Provide an exact copy of the data, excluding the images.

- **Recorded data**

········

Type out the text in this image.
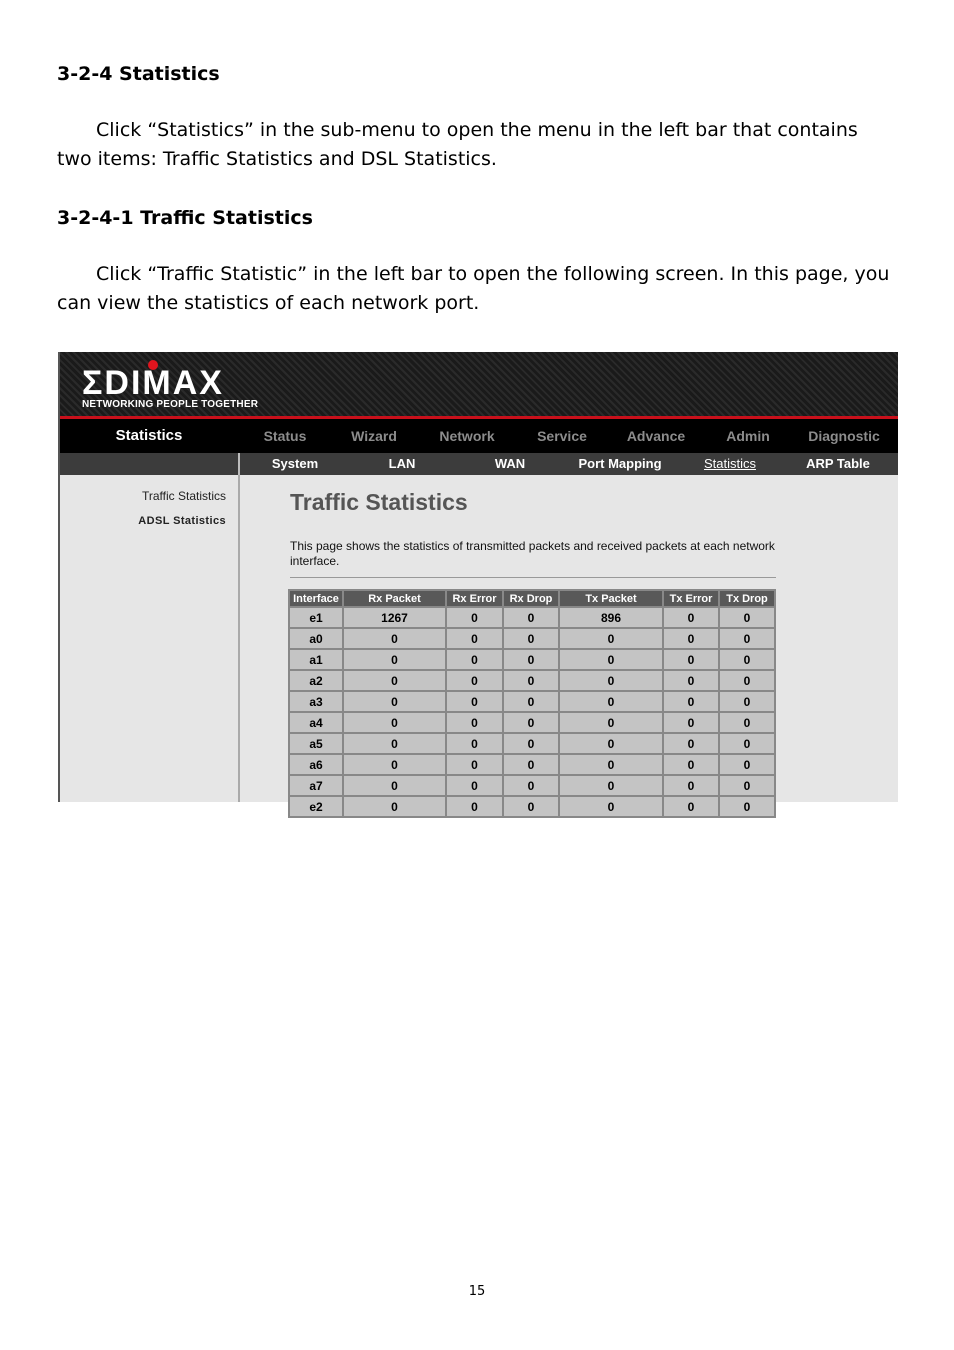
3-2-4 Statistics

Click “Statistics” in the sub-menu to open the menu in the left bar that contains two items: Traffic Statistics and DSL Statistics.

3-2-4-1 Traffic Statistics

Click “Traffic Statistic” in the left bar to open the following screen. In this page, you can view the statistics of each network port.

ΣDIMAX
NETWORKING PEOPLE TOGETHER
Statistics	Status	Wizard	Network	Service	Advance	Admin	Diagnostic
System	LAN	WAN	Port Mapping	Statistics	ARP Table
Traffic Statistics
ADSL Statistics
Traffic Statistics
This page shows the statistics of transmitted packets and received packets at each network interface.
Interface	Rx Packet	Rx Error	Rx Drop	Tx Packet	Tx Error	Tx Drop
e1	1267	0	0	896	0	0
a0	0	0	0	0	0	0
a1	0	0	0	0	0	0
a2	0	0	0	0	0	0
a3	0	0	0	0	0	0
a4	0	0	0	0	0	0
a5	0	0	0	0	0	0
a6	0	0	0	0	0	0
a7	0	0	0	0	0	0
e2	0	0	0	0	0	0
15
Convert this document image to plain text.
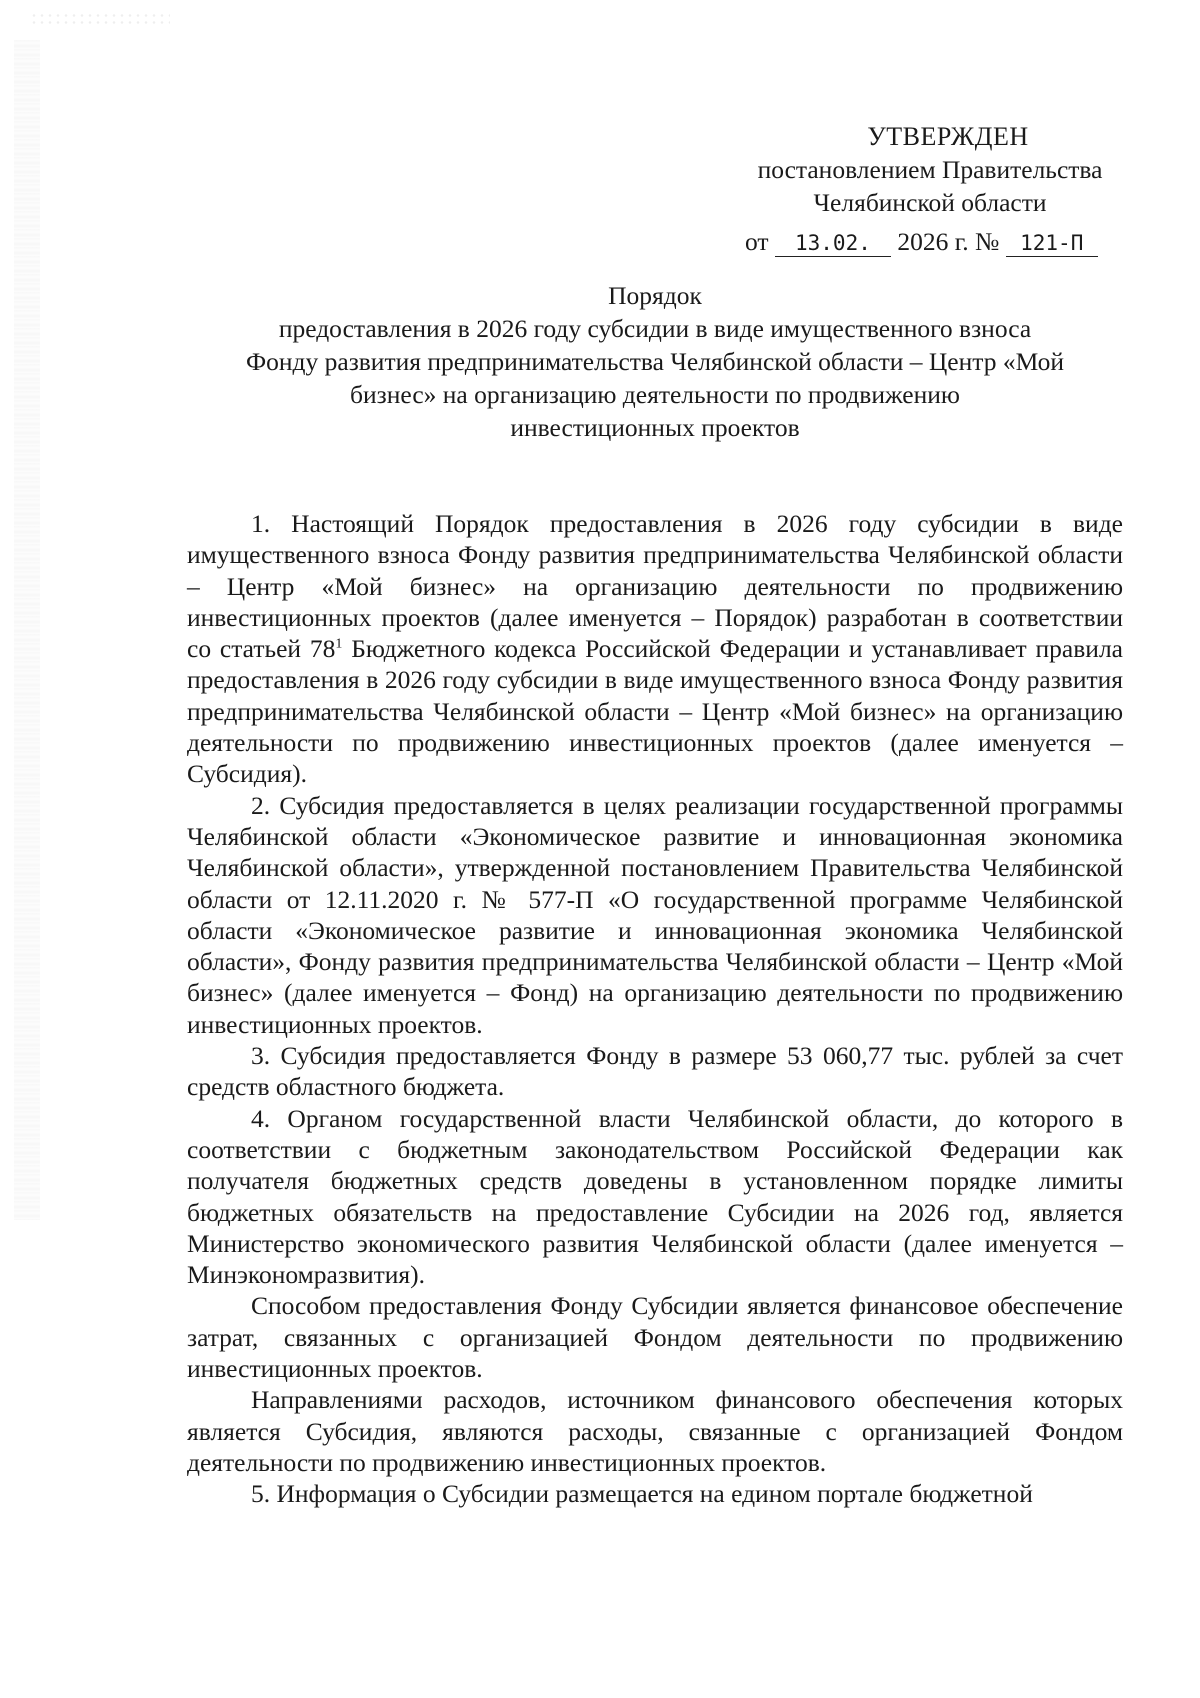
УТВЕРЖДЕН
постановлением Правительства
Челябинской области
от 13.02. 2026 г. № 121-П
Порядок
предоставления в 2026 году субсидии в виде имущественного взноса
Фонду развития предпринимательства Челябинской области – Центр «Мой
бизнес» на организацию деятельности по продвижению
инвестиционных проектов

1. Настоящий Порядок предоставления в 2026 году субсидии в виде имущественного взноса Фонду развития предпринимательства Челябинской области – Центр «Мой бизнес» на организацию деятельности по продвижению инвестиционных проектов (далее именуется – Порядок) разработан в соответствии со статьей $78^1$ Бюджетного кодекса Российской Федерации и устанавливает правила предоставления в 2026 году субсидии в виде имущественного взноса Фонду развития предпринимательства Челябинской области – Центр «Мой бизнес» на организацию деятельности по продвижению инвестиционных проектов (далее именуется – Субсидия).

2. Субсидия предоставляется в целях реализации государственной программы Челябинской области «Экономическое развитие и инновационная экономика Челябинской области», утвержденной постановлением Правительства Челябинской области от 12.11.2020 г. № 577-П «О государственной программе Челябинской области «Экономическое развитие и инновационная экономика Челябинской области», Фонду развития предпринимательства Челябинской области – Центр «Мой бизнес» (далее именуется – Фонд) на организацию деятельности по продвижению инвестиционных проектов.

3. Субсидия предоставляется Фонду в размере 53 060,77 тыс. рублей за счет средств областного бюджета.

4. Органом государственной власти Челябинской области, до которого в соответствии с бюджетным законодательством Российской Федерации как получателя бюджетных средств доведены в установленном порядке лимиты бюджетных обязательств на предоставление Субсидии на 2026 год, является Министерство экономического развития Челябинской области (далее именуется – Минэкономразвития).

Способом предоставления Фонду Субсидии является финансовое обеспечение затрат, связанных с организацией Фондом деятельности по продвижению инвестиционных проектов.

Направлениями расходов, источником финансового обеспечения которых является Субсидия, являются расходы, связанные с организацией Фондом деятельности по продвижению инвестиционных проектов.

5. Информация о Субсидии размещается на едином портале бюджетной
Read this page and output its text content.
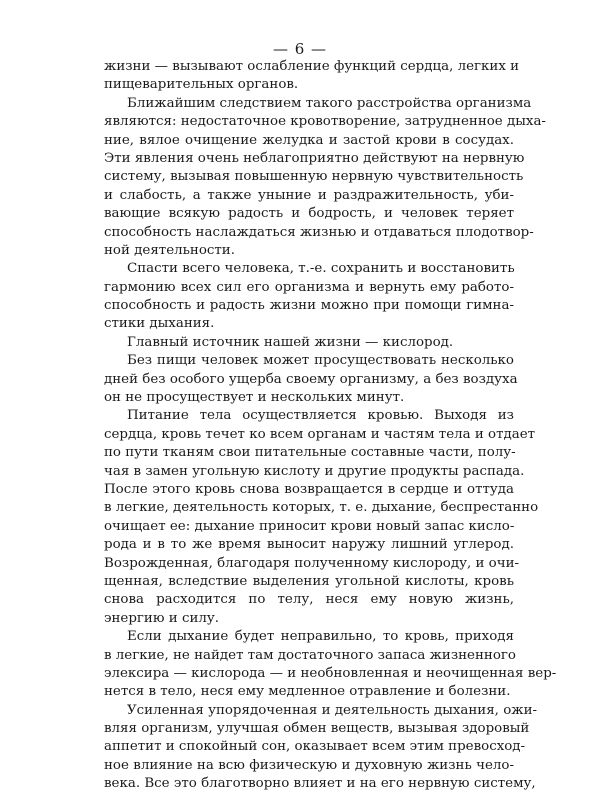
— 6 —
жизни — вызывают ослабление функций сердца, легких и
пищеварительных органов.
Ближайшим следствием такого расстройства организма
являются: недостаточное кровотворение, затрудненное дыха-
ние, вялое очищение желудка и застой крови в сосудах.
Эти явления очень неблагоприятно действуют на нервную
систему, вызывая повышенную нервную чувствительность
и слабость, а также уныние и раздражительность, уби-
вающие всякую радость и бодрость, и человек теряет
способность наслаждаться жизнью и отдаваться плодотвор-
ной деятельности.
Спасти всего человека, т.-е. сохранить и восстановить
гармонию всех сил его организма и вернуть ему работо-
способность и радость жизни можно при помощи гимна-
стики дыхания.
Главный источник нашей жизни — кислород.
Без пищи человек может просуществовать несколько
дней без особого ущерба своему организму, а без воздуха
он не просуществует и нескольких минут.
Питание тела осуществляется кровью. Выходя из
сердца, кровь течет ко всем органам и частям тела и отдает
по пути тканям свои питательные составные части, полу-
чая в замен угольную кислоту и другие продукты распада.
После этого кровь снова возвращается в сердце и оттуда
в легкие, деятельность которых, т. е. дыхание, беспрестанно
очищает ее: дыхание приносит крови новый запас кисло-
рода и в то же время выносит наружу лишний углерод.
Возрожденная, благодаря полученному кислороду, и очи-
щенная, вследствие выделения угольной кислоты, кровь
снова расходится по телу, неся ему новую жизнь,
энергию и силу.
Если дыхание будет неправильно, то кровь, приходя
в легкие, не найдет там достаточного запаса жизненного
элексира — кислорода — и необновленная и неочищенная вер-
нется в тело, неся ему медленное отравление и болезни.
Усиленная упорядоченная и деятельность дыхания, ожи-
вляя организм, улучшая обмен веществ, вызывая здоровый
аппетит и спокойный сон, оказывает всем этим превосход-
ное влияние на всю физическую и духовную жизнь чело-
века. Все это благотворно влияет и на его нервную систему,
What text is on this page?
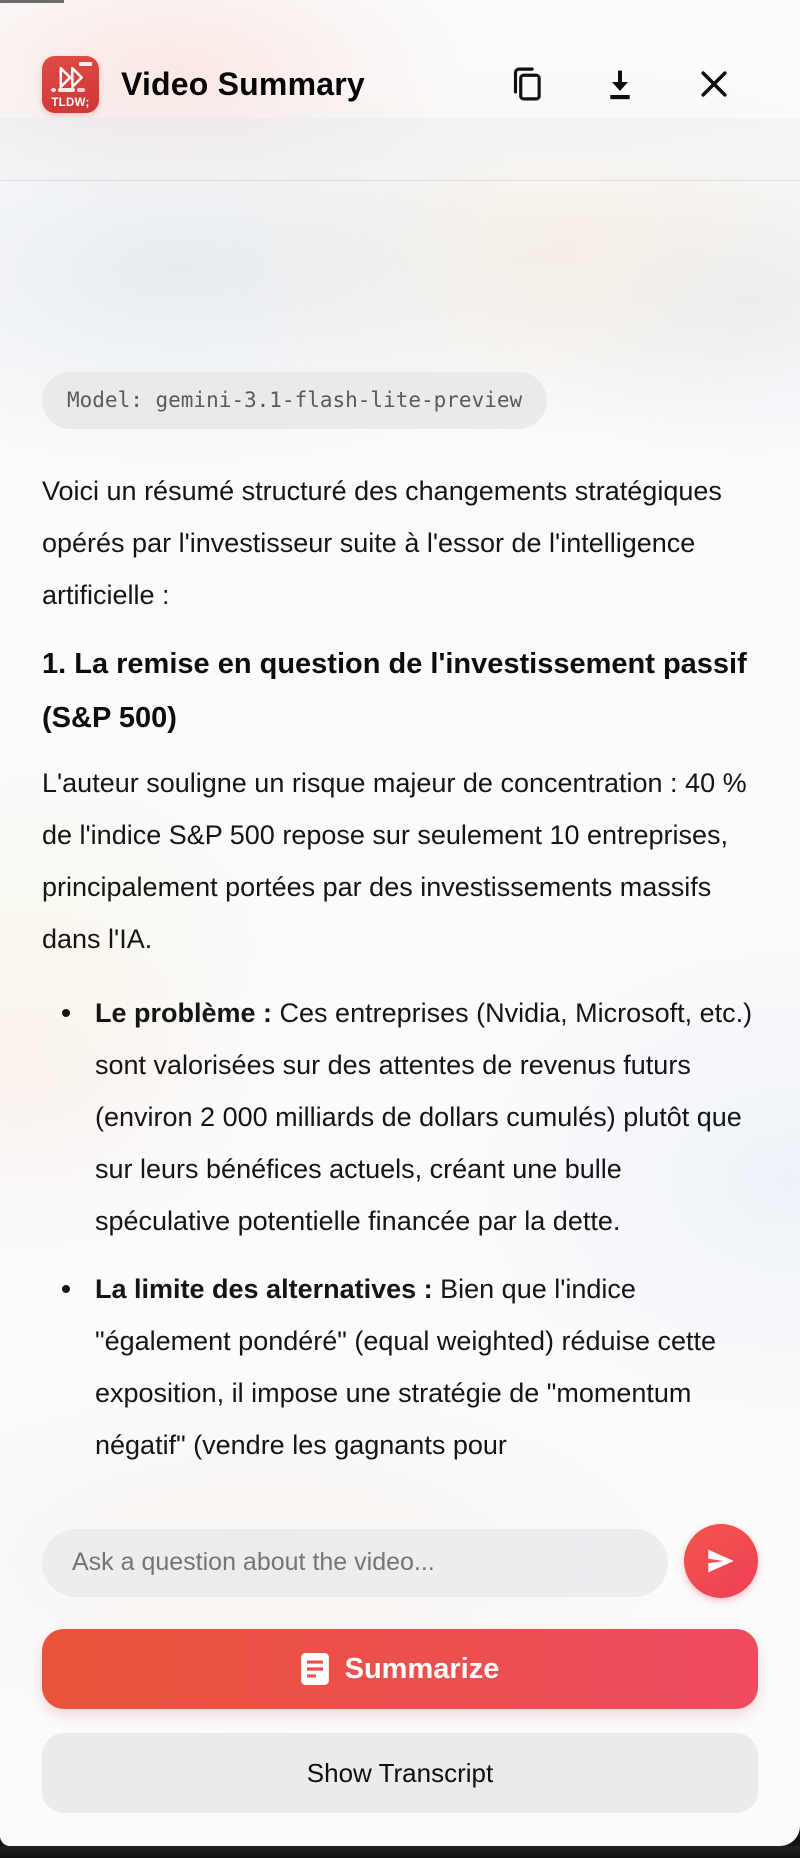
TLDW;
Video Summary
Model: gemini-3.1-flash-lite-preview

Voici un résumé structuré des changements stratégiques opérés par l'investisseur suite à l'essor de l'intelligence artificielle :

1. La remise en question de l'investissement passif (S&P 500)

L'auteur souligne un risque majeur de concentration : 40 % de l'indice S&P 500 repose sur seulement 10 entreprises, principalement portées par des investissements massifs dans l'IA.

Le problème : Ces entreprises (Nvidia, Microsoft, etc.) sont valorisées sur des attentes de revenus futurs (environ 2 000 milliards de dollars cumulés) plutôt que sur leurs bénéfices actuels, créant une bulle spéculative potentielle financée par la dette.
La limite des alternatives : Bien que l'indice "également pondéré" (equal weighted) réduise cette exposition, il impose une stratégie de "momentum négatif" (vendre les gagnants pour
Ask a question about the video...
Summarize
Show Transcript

········

- **RESULT**
Type out the text in this image.
3-2-4 Statistics

Click “Statistics” in the sub-menu to open the menu in the left bar that contains two items: Traffic Statistics and DSL Statistics.

3-2-4-1 Traffic Statistics

Click “Traffic Statistic” in the left bar to open the following screen. In this page, you can view the statistics of each network port.

ΣDIMAX
NETWORKING PEOPLE TOGETHER
Statistics	Status	Wizard	Network	Service	Advance	Admin	Diagnostic
System	LAN	WAN	Port Mapping	Statistics	ARP Table
Traffic Statistics
ADSL Statistics
Traffic Statistics
This page shows the statistics of transmitted packets and received packets at each network interface.
Interface	Rx Packet	Rx Error	Rx Drop	Tx Packet	Tx Error	Tx Drop
e1	1267	0	0	896	0	0
a0	0	0	0	0	0	0
a1	0	0	0	0	0	0
a2	0	0	0	0	0	0
a3	0	0	0	0	0	0
a4	0	0	0	0	0	0
a5	0	0	0	0	0	0
a6	0	0	0	0	0	0
a7	0	0	0	0	0	0
e2	0	0	0	0	0	0
15
Convert this document image to plain text.
УТВЕРЖДЕН
постановлением Правительства
Челябинской области
от 13.02. 2026 г. № 121-П
Порядок
предоставления в 2026 году субсидии в виде имущественного взноса
Фонду развития предпринимательства Челябинской области – Центр «Мой
бизнес» на организацию деятельности по продвижению
инвестиционных проектов

1. Настоящий Порядок предоставления в 2026 году субсидии в виде имущественного взноса Фонду развития предпринимательства Челябинской области – Центр «Мой бизнес» на организацию деятельности по продвижению инвестиционных проектов (далее именуется – Порядок) разработан в соответствии со статьей $78^1$ Бюджетного кодекса Российской Федерации и устанавливает правила предоставления в 2026 году субсидии в виде имущественного взноса Фонду развития предпринимательства Челябинской области – Центр «Мой бизнес» на организацию деятельности по продвижению инвестиционных проектов (далее именуется – Субсидия).

2. Субсидия предоставляется в целях реализации государственной программы Челябинской области «Экономическое развитие и инновационная экономика Челябинской области», утвержденной постановлением Правительства Челябинской области от 12.11.2020 г. № 577-П «О государственной программе Челябинской области «Экономическое развитие и инновационная экономика Челябинской области», Фонду развития предпринимательства Челябинской области – Центр «Мой бизнес» (далее именуется – Фонд) на организацию деятельности по продвижению инвестиционных проектов.

3. Субсидия предоставляется Фонду в размере 53 060,77 тыс. рублей за счет средств областного бюджета.

4. Органом государственной власти Челябинской области, до которого в соответствии с бюджетным законодательством Российской Федерации как получателя бюджетных средств доведены в установленном порядке лимиты бюджетных обязательств на предоставление Субсидии на 2026 год, является Министерство экономического развития Челябинской области (далее именуется – Минэкономразвития).

Способом предоставления Фонду Субсидии является финансовое обеспечение затрат, связанных с организацией Фондом деятельности по продвижению инвестиционных проектов.

Направлениями расходов, источником финансового обеспечения которых является Субсидия, являются расходы, связанные с организацией Фондом деятельности по продвижению инвестиционных проектов.

5. Информация о Субсидии размещается на едином портале бюджетной
Read this page and output its text content.
— 6 —
жизни — вызывают ослабление функций сердца, легких и
пищеварительных органов.
Ближайшим следствием такого расстройства организма
являются: недостаточное кровотворение, затрудненное дыха-
ние, вялое очищение желудка и застой крови в сосудах.
Эти явления очень неблагоприятно действуют на нервную
систему, вызывая повышенную нервную чувствительность
и слабость, а также уныние и раздражительность, уби-
вающие всякую радость и бодрость, и человек теряет
способность наслаждаться жизнью и отдаваться плодотвор-
ной деятельности.
Спасти всего человека, т.-е. сохранить и восстановить
гармонию всех сил его организма и вернуть ему работо-
способность и радость жизни можно при помощи гимна-
стики дыхания.
Главный источник нашей жизни — кислород.
Без пищи человек может просуществовать несколько
дней без особого ущерба своему организму, а без воздуха
он не просуществует и нескольких минут.
Питание тела осуществляется кровью. Выходя из
сердца, кровь течет ко всем органам и частям тела и отдает
по пути тканям свои питательные составные части, полу-
чая в замен угольную кислоту и другие продукты распада.
После этого кровь снова возвращается в сердце и оттуда
в легкие, деятельность которых, т. е. дыхание, беспрестанно
очищает ее: дыхание приносит крови новый запас кисло-
рода и в то же время выносит наружу лишний углерод.
Возрожденная, благодаря полученному кислороду, и очи-
щенная, вследствие выделения угольной кислоты, кровь
снова расходится по телу, неся ему новую жизнь,
энергию и силу.
Если дыхание будет неправильно, то кровь, приходя
в легкие, не найдет там достаточного запаса жизненного
элексира — кислорода — и необновленная и неочищенная вер-
нется в тело, неся ему медленное отравление и болезни.
Усиленная упорядоченная и деятельность дыхания, ожи-
вляя организм, улучшая обмен веществ, вызывая здоровый
аппетит и спокойный сон, оказывает всем этим превосход-
ное влияние на всю физическую и духовную жизнь чело-
века. Все это благотворно влияет и на его нервную систему,
What text is on this page?
TLDW;
Video Summary
Model: gemini-3.1-flash-lite-preview

Voici un résumé structuré des changements stratégiques opérés par l'investisseur suite à l'essor de l'intelligence artificielle :

1. La remise en question de l'investissement passif (S&P 500)

L'auteur souligne un risque majeur de concentration : 40 % de l'indice S&P 500 repose sur seulement 10 entreprises, principalement portées par des investissements massifs dans l'IA.

Le problème : Ces entreprises (Nvidia, Microsoft, etc.) sont valorisées sur des attentes de revenus futurs (environ 2 000 milliards de dollars cumulés) plutôt que sur leurs bénéfices actuels, créant une bulle spéculative potentielle financée par la dette.
La limite des alternatives : Bien que l'indice "également pondéré" (equal weighted) réduise cette exposition, il impose une stratégie de "momentum négatif" (vendre les gagnants pour
Ask a question about the video...
Summarize
Show Transcript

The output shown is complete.